» **Dataset excerpts**:
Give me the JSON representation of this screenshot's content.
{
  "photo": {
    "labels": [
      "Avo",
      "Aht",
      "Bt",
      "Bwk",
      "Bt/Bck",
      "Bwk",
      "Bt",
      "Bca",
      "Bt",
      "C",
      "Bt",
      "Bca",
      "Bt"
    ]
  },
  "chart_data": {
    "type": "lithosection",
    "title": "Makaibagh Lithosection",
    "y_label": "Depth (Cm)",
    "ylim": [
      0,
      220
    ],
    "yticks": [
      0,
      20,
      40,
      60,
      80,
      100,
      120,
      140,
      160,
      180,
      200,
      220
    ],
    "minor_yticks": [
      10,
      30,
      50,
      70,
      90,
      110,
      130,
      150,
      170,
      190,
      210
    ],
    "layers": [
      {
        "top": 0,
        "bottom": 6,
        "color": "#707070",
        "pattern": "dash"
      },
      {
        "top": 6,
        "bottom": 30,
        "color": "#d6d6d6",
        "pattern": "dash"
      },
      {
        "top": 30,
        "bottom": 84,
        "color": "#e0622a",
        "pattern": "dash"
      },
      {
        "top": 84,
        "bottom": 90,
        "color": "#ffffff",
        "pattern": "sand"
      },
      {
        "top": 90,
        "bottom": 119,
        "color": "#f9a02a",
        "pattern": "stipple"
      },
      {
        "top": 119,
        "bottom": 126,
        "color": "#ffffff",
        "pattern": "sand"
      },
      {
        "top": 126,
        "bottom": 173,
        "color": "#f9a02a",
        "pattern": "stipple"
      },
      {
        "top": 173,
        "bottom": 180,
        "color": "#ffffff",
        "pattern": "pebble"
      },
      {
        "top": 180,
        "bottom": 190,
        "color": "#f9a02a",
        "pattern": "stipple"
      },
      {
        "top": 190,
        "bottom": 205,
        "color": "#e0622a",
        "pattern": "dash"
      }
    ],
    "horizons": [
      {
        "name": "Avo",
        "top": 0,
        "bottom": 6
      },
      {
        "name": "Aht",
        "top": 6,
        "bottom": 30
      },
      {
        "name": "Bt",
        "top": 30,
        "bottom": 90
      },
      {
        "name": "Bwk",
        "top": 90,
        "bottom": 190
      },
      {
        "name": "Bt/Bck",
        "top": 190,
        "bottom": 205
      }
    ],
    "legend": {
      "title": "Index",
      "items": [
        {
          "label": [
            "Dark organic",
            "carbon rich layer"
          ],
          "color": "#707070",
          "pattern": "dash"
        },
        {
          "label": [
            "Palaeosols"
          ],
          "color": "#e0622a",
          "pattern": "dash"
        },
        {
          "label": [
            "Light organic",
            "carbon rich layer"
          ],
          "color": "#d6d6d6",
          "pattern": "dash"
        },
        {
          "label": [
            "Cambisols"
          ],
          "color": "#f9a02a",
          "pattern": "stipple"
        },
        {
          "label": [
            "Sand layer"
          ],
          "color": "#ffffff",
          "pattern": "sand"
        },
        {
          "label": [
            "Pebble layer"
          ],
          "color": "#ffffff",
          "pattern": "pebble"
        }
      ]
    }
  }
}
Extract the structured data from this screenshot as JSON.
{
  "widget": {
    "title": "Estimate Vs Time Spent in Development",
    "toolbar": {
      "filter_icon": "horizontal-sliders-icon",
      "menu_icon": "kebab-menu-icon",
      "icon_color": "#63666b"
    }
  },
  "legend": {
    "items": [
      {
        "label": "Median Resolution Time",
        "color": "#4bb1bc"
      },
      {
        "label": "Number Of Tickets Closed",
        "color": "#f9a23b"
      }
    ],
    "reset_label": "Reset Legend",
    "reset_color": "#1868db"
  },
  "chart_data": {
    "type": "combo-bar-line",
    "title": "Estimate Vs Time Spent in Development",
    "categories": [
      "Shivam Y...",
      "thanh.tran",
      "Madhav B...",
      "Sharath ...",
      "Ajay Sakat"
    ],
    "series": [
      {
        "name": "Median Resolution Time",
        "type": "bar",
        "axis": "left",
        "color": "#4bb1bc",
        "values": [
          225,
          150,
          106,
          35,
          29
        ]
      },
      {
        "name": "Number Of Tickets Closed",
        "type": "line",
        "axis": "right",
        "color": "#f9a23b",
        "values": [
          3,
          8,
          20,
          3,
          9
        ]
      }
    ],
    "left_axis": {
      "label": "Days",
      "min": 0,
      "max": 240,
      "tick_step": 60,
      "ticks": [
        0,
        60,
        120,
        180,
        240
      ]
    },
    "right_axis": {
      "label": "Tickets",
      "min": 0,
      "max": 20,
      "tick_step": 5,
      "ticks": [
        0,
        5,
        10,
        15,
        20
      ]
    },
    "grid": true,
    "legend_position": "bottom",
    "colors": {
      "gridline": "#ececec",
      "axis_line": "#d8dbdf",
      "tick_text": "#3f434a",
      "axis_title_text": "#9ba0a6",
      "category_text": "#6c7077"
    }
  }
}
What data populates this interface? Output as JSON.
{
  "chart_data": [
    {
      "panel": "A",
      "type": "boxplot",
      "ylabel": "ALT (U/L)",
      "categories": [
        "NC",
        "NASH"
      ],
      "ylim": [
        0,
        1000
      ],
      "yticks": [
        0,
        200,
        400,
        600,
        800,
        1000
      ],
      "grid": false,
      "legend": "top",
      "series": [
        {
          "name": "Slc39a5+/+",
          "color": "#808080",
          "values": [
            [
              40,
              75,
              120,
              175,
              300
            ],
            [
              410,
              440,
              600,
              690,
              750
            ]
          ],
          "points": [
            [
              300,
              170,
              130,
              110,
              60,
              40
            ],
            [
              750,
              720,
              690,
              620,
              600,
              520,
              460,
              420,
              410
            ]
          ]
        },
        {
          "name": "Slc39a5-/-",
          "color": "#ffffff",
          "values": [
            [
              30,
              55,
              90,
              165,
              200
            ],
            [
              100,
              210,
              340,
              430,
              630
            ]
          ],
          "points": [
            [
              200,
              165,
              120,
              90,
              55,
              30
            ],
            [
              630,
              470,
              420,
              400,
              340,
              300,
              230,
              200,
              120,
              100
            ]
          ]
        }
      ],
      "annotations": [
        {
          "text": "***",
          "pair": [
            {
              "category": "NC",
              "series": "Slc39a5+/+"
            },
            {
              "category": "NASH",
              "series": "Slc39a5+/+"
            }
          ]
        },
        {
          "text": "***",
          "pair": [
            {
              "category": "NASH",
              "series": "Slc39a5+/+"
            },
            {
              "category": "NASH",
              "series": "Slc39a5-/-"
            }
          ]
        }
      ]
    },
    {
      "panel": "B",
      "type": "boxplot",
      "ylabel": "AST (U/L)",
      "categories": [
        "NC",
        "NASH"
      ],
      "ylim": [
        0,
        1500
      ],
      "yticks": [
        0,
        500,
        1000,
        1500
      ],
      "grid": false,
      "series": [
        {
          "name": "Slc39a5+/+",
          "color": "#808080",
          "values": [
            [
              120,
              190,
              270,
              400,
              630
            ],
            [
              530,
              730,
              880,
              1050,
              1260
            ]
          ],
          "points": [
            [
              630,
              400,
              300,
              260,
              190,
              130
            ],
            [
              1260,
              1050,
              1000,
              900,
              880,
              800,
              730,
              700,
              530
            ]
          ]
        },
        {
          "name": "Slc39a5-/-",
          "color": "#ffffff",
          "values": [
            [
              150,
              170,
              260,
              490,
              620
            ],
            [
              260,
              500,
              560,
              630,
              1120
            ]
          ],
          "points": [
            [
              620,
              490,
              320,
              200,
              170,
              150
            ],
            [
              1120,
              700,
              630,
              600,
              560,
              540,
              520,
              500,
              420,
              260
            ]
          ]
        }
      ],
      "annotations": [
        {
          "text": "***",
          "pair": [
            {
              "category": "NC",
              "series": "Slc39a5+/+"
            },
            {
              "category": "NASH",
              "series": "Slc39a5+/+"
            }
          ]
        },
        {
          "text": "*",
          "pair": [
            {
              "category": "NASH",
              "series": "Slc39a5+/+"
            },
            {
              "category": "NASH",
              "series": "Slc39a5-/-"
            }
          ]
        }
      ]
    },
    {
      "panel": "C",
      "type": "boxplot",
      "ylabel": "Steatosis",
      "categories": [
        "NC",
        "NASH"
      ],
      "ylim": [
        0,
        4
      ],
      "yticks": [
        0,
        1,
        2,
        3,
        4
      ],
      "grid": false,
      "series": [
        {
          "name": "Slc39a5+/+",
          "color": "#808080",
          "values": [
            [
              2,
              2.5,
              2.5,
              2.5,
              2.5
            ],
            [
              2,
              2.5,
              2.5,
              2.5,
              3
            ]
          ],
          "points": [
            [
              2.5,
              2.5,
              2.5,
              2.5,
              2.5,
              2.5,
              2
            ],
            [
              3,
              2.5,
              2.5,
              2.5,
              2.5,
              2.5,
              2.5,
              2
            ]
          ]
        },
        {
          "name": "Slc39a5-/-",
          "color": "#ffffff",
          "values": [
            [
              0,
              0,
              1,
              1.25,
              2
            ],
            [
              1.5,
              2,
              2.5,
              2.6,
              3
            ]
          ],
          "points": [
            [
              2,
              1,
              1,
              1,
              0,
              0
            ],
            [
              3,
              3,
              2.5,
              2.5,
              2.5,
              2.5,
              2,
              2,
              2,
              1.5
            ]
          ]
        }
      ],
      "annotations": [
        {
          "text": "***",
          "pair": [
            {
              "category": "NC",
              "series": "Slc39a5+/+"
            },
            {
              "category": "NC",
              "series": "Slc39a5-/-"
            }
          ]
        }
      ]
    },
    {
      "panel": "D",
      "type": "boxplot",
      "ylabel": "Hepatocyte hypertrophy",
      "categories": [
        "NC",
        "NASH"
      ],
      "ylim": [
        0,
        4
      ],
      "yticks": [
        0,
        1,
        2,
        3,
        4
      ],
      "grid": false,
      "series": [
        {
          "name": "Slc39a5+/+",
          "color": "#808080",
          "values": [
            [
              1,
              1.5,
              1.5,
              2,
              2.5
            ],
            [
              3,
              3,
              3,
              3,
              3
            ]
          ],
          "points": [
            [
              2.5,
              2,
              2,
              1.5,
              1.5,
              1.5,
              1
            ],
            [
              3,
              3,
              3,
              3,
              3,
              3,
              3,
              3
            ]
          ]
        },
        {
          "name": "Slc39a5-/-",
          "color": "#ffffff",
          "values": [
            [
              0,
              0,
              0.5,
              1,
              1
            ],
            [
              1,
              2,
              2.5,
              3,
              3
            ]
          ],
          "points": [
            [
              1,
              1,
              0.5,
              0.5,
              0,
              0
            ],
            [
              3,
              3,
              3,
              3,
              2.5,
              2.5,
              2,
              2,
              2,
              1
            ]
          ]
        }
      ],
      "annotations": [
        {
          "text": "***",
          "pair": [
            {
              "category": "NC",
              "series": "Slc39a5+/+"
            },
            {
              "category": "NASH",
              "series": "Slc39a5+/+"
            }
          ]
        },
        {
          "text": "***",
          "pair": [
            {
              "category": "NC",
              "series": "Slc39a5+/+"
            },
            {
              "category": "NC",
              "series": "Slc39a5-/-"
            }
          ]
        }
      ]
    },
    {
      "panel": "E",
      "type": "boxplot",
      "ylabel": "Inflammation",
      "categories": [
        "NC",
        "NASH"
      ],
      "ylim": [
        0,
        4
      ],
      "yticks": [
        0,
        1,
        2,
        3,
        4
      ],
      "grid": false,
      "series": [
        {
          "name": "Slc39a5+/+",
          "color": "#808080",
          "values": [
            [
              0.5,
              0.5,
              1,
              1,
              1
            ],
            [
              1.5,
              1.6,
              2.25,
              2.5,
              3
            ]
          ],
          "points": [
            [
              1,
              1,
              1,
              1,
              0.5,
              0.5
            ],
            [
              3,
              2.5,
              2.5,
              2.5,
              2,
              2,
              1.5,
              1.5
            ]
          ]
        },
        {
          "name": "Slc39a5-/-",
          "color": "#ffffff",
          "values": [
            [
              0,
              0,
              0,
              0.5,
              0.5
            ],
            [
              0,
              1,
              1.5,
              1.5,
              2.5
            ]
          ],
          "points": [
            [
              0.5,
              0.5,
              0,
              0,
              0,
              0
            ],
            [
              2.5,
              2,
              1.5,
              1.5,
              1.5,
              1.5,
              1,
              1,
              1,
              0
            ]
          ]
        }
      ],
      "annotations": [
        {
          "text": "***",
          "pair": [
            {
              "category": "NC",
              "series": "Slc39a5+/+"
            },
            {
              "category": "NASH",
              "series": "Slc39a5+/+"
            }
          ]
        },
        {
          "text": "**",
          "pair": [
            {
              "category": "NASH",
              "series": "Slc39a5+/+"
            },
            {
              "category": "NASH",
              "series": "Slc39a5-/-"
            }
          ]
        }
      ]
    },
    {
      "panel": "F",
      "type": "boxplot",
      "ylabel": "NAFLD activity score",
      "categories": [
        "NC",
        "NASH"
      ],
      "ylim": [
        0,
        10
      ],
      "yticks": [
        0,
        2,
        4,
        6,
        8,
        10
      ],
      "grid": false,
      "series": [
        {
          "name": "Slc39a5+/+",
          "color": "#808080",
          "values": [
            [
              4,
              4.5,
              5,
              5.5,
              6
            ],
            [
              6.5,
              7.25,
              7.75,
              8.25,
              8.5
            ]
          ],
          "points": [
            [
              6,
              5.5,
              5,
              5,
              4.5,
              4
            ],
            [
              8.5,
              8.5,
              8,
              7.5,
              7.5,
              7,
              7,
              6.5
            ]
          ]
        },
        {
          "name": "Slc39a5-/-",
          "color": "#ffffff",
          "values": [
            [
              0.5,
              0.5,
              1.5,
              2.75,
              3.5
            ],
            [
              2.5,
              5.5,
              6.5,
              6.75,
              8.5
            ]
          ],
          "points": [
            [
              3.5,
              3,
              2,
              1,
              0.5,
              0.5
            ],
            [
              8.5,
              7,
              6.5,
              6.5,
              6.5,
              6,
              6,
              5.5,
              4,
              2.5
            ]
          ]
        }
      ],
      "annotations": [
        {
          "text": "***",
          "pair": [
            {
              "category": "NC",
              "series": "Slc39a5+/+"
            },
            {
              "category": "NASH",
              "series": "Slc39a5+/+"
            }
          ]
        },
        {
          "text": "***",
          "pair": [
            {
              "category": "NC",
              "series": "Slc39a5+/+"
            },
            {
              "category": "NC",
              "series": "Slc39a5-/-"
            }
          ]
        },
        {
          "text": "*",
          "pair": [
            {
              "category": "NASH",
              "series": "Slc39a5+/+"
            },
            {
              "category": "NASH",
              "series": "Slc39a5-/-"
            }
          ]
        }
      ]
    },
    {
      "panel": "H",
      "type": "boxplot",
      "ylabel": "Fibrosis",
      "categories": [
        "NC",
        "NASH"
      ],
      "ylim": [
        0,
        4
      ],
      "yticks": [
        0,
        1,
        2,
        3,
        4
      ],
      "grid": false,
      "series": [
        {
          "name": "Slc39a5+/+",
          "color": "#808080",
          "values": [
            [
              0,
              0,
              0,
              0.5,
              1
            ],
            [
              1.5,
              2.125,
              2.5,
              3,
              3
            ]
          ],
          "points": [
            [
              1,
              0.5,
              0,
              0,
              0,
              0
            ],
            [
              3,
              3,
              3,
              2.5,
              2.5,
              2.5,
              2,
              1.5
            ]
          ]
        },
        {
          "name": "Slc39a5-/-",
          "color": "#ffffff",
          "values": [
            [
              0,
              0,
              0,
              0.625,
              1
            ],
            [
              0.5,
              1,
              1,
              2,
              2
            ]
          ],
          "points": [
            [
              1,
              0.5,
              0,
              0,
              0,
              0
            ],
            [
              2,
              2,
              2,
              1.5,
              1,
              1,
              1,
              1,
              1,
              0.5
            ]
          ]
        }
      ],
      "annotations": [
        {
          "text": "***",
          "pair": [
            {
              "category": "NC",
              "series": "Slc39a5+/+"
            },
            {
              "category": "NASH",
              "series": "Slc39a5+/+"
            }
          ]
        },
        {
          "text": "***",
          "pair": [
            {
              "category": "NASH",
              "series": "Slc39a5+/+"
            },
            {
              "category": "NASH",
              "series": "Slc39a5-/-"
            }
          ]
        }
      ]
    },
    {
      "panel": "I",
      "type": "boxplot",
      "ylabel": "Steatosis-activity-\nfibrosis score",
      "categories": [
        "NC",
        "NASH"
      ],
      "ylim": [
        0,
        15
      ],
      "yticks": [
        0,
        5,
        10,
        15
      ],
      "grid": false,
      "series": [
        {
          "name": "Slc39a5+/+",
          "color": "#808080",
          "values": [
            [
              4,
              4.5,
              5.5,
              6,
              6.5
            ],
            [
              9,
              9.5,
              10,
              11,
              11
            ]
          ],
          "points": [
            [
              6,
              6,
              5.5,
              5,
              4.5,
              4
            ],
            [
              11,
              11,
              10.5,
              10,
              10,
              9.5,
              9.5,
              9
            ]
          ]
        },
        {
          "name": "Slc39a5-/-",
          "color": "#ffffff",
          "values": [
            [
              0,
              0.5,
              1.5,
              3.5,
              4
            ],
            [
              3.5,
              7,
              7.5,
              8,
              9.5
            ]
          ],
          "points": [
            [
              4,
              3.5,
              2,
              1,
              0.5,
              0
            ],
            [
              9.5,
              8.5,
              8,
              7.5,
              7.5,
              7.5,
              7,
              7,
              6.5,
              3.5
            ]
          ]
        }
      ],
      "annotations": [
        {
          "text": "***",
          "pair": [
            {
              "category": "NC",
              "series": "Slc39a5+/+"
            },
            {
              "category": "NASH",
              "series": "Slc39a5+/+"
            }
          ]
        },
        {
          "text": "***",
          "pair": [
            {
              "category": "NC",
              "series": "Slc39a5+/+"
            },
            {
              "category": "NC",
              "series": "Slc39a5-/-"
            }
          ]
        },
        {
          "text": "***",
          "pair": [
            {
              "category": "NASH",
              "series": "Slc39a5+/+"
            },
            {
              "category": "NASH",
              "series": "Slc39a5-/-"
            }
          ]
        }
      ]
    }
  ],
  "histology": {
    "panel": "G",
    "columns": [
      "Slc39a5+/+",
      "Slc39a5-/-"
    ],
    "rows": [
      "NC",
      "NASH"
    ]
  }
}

» **Task to carry out**: Copy out each line of the records where the string "JSON" appears.

» **Full solution**:
Give me the JSON representation of this screenshot's content.
Extract the structured data from this screenshot as JSON.
What data populates this interface? Output as JSON.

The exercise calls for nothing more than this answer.